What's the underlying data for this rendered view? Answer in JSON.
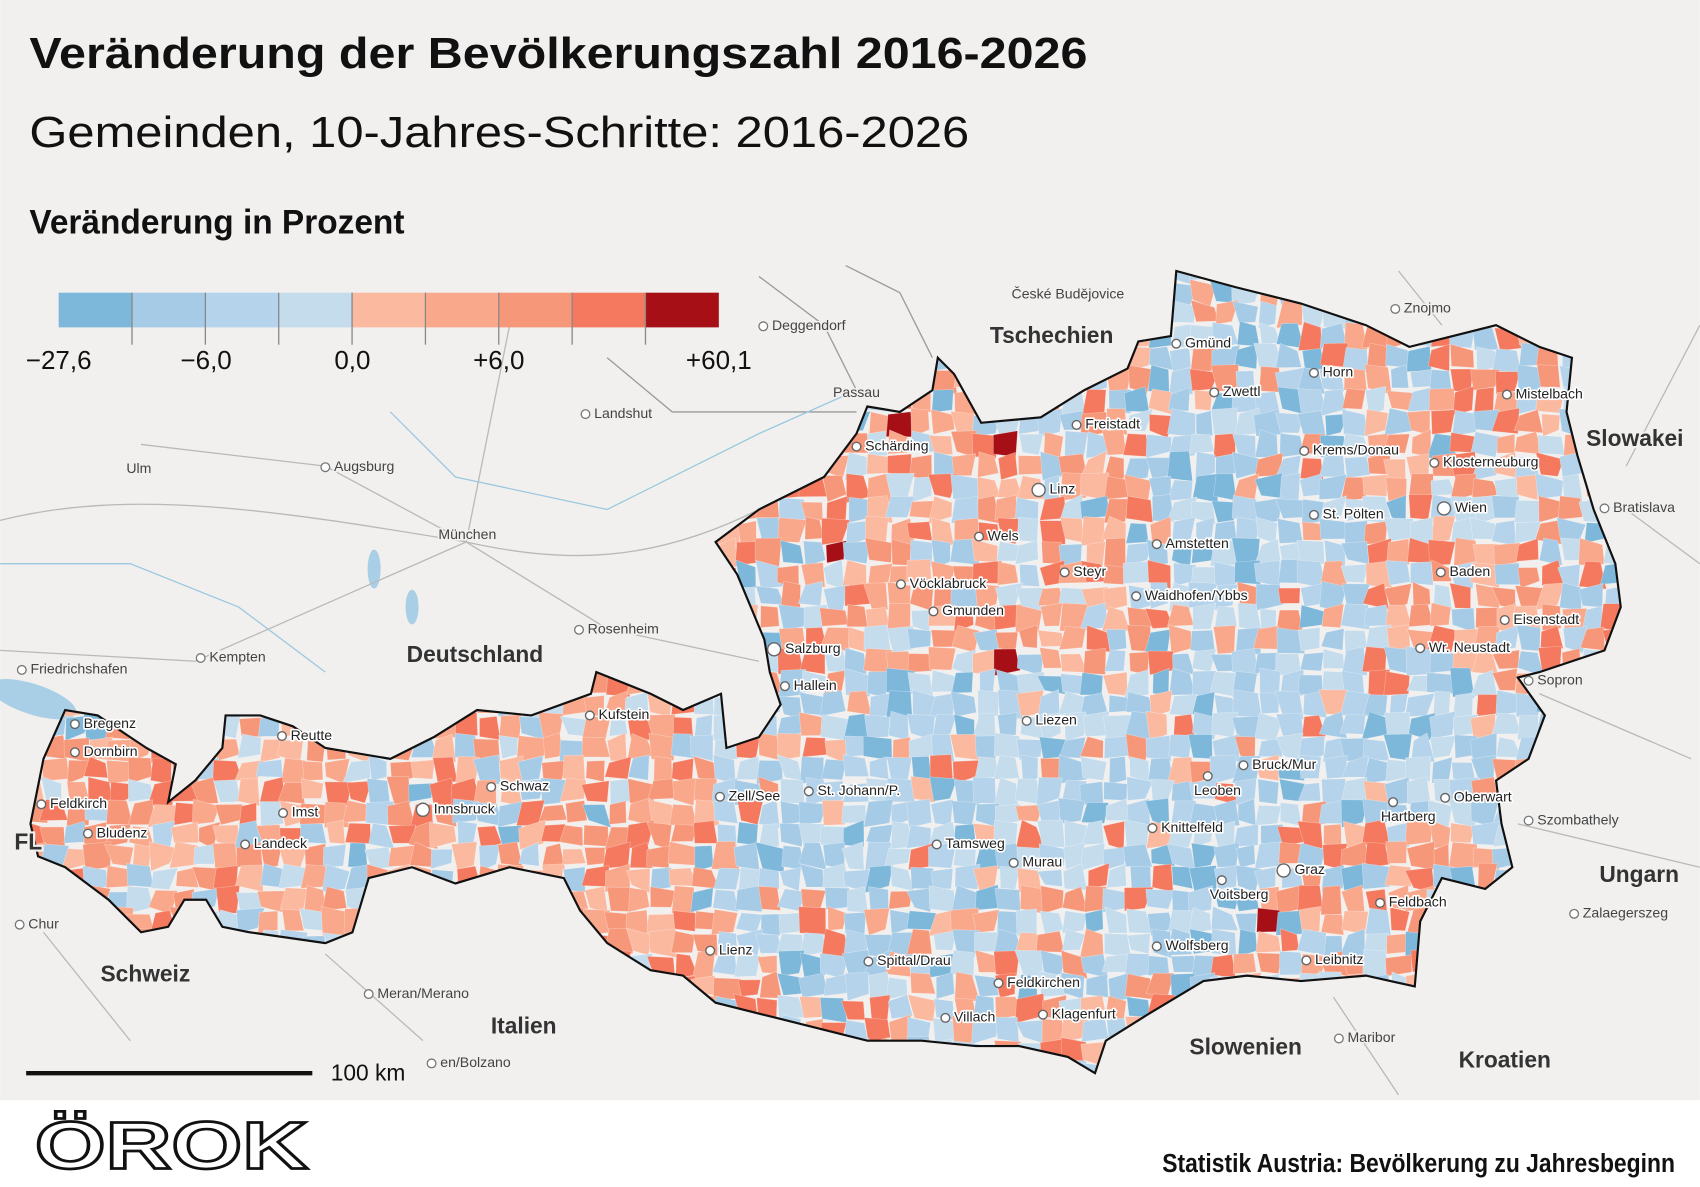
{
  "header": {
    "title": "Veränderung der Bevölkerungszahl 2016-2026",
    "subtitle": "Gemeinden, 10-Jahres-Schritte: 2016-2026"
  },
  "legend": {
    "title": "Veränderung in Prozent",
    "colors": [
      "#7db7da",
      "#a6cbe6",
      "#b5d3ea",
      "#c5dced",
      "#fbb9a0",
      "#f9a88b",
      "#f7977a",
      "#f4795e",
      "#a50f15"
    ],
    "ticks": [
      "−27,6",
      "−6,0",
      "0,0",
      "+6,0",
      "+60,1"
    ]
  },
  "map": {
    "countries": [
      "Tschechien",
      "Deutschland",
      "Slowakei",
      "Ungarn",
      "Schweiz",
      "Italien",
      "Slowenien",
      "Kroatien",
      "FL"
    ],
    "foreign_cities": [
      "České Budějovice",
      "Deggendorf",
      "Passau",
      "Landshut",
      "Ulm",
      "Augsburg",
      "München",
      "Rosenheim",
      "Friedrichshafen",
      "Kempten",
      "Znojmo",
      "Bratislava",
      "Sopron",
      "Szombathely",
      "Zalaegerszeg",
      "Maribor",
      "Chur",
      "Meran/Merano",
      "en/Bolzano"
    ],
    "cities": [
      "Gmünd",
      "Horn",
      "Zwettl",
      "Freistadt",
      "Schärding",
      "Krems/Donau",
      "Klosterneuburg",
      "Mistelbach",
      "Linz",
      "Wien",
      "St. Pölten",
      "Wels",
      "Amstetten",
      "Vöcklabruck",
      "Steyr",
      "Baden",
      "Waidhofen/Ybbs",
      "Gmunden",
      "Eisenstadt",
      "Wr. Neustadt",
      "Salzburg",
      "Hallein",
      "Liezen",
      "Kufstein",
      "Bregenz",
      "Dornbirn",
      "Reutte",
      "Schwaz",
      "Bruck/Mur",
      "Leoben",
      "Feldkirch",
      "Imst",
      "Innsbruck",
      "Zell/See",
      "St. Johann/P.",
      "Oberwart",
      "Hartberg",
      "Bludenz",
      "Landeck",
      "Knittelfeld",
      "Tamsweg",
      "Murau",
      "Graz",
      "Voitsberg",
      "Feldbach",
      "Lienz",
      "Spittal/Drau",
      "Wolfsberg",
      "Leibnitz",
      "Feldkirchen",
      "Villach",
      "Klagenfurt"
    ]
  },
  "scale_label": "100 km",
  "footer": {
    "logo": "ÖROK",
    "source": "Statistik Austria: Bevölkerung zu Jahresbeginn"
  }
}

_ _ _

_Exercise goal_. Pull out all lines from the entries above in which the word "Veränderung" appears.

_Solution to this task_.
    "title": "Veränderung der Bevölkerungszahl 2016-2026",
    "title": "Veränderung in Prozent",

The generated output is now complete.